* _Extracted material_:

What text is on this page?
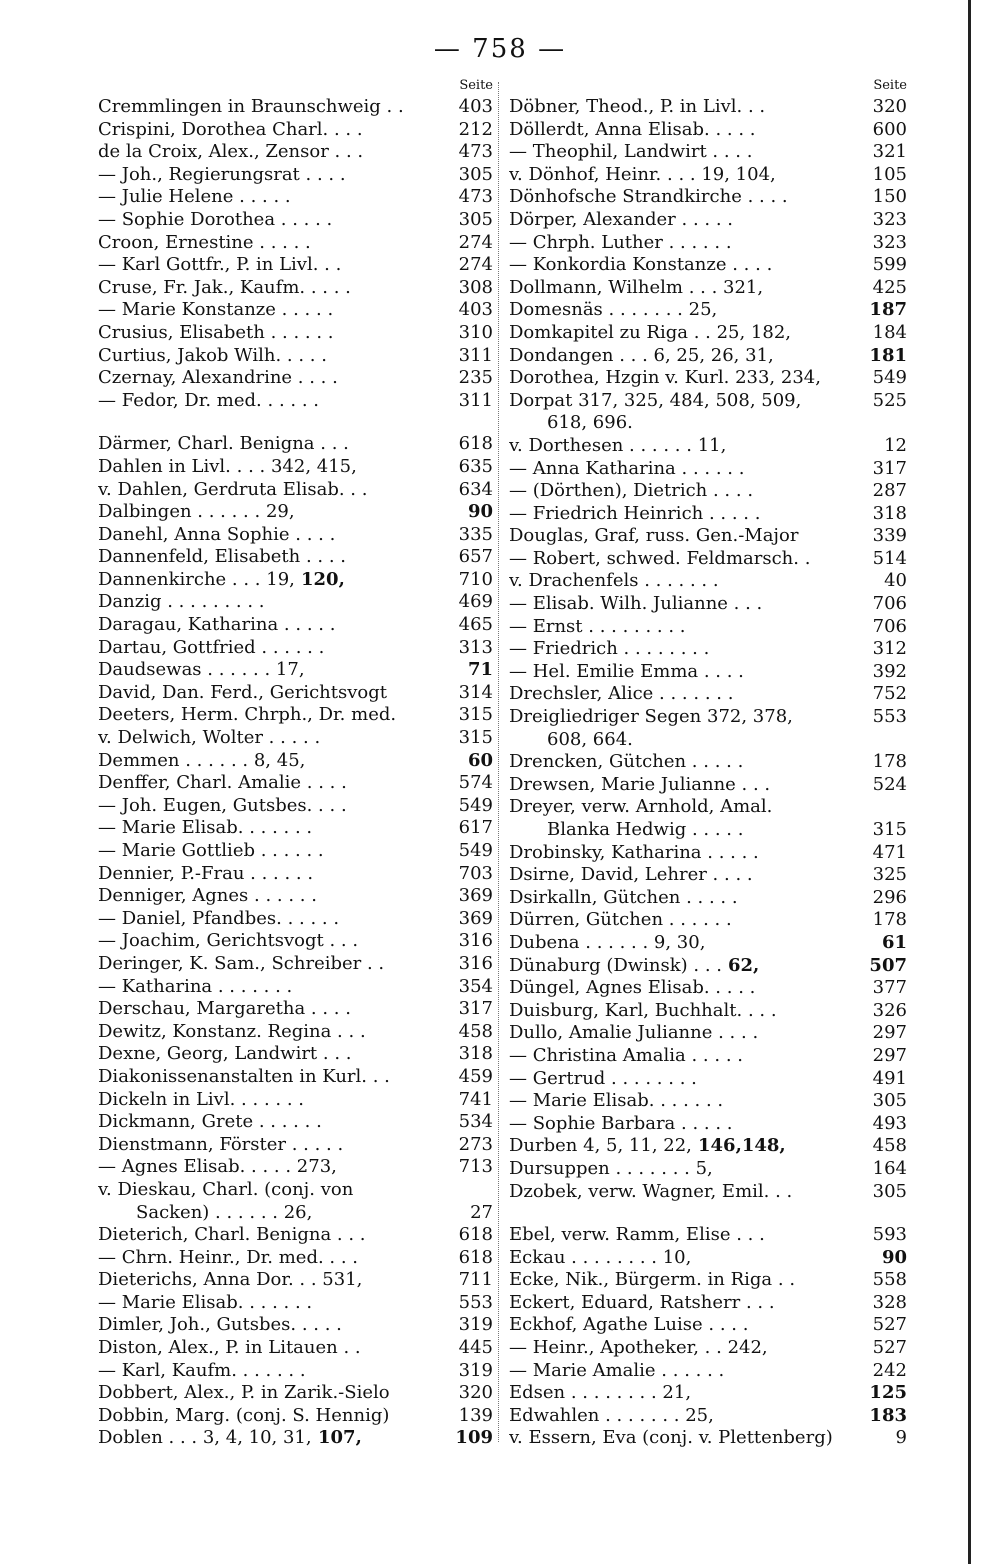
— 758 —
Seite
Cremmlingen in Braunschweig . .	403
Crispini, Dorothea Charl. . . .	212
de la Croix, Alex., Zensor . . .	473
— Joh., Regierungsrat . . . .	305
— Julie Helene . . . . .	473
— Sophie Dorothea . . . . .	305
Croon, Ernestine . . . . .	274
— Karl Gottfr., P. in Livl. . .	274
Cruse, Fr. Jak., Kaufm. . . . .	308
— Marie Konstanze . . . . .	403
Crusius, Elisabeth . . . . . .	310
Curtius, Jakob Wilh. . . . .	311
Czernay, Alexandrine . . . .	235
— Fedor, Dr. med. . . . . .	311
Därmer, Charl. Benigna . . .	618
Dahlen in Livl. . . . 342, 415,	635
v. Dahlen, Gerdruta Elisab. . .	634
Dalbingen . . . . . . 29,	90
Danehl, Anna Sophie . . . .	335
Dannenfeld, Elisabeth . . . .	657
Dannenkirche . . . 19, 120,	710
Danzig . . . . . . . . .	469
Daragau, Katharina . . . . .	465
Dartau, Gottfried . . . . . .	313
Daudsewas . . . . . . 17,	71
David, Dan. Ferd., Gerichtsvogt	314
Deeters, Herm. Chrph., Dr. med.	315
v. Delwich, Wolter . . . . .	315
Demmen . . . . . . 8, 45,	60
Denffer, Charl. Amalie . . . .	574
— Joh. Eugen, Gutsbes. . . .	549
— Marie Elisab. . . . . . .	617
— Marie Gottlieb . . . . . .	549
Dennier, P.-Frau . . . . . .	703
Denniger, Agnes . . . . . .	369
— Daniel, Pfandbes. . . . . .	369
— Joachim, Gerichtsvogt . . .	316
Deringer, K. Sam., Schreiber . .	316
— Katharina . . . . . . .	354
Derschau, Margaretha . . . .	317
Dewitz, Konstanz. Regina . . .	458
Dexne, Georg, Landwirt . . .	318
Diakonissenanstalten in Kurl. . .	459
Dickeln in Livl. . . . . . .	741
Dickmann, Grete . . . . . .	534
Dienstmann, Förster . . . . .	273
— Agnes Elisab. . . . . 273,	713
v. Dieskau, Charl. (conj. von
Sacken) . . . . . . 26,	27
Dieterich, Charl. Benigna . . .	618
— Chrn. Heinr., Dr. med. . . .	618
Dieterichs, Anna Dor. . . 531,	711
— Marie Elisab. . . . . . .	553
Dimler, Joh., Gutsbes. . . . .	319
Diston, Alex., P. in Litauen . .	445
— Karl, Kaufm. . . . . . .	319
Dobbert, Alex., P. in Zarik.-Sielo	320
Dobbin, Marg. (conj. S. Hennig)	139
Doblen . . . 3, 4, 10, 31, 107,	109
Seite
Döbner, Theod., P. in Livl. . .	320
Döllerdt, Anna Elisab. . . . .	600
— Theophil, Landwirt . . . .	321
v. Dönhof, Heinr. . . . 19, 104,	105
Dönhofsche Strandkirche . . . .	150
Dörper, Alexander . . . . .	323
— Chrph. Luther . . . . . .	323
— Konkordia Konstanze . . . .	599
Dollmann, Wilhelm . . . 321,	425
Domesnäs . . . . . . . 25,	187
Domkapitel zu Riga . . 25, 182,	184
Dondangen . . . 6, 25, 26, 31,	181
Dorothea, Hzgin v. Kurl. 233, 234,	549
Dorpat 317, 325, 484, 508, 509,	525
618, 696.
v. Dorthesen . . . . . . 11,	12
— Anna Katharina . . . . . .	317
— (Dörthen), Dietrich . . . .	287
— Friedrich Heinrich . . . . .	318
Douglas, Graf, russ. Gen.-Major	339
— Robert, schwed. Feldmarsch. .	514
v. Drachenfels . . . . . . .	40
— Elisab. Wilh. Julianne . . .	706
— Ernst . . . . . . . . .	706
— Friedrich . . . . . . . .	312
— Hel. Emilie Emma . . . .	392
Drechsler, Alice . . . . . . .	752
Dreigliedriger Segen 372, 378,	553
608, 664.
Drencken, Gütchen . . . . .	178
Drewsen, Marie Julianne . . .	524
Dreyer, verw. Arnhold, Amal.
Blanka Hedwig . . . . .	315
Drobinsky, Katharina . . . . .	471
Dsirne, David, Lehrer . . . .	325
Dsirkalln, Gütchen . . . . .	296
Dürren, Gütchen . . . . . .	178
Dubena . . . . . . 9, 30,	61
Dünaburg (Dwinsk) . . . 62,	507
Düngel, Agnes Elisab. . . . .	377
Duisburg, Karl, Buchhalt. . . .	326
Dullo, Amalie Julianne . . . .	297
— Christina Amalia . . . . .	297
— Gertrud . . . . . . . .	491
— Marie Elisab. . . . . . .	305
— Sophie Barbara . . . . .	493
Durben 4, 5, 11, 22, 146,148,	458
Dursuppen . . . . . . . 5,	164
Dzobek, verw. Wagner, Emil. . .	305
Ebel, verw. Ramm, Elise . . .	593
Eckau . . . . . . . . 10,	90
Ecke, Nik., Bürgerm. in Riga . .	558
Eckert, Eduard, Ratsherr . . .	328
Eckhof, Agathe Luise . . . .	527
— Heinr., Apotheker, . . 242,	527
— Marie Amalie . . . . . .	242
Edsen . . . . . . . . 21,	125
Edwahlen . . . . . . . 25,	183
v. Essern, Eva (conj. v. Plettenberg)	9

* _Task details_:
Each line above that includes "Gutsbes" should be shown.

* _Finished answer_:
— Joh. Eugen, Gutsbes. . . .	549
Dimler, Joh., Gutsbes. . . . .	319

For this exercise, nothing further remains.